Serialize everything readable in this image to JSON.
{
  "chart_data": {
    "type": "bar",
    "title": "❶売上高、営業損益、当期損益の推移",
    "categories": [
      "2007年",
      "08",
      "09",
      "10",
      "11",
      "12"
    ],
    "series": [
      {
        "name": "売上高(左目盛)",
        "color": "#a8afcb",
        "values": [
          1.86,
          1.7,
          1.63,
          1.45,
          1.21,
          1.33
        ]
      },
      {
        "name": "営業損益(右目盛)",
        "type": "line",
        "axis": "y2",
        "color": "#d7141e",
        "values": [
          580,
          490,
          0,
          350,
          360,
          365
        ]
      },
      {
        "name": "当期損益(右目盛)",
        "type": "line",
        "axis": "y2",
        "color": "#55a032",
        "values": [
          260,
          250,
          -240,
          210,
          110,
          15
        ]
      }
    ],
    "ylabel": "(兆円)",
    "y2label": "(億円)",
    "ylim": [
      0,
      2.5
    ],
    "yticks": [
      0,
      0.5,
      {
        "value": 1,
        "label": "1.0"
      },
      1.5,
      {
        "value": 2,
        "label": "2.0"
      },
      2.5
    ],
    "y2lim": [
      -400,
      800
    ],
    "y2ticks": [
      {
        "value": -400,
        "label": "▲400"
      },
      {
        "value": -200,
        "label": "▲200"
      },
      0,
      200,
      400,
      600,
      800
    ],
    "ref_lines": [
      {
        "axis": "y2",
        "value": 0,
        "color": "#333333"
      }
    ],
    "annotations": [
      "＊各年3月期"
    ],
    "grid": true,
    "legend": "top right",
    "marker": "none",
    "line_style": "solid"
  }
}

——

• [Exercise instructions] Identify the lines in the entries that hold "営業損益" and return each one.

• [Written solution]
    "title": "❶売上高、営業損益、当期損益の推移",
        "name": "営業損益(右目盛)",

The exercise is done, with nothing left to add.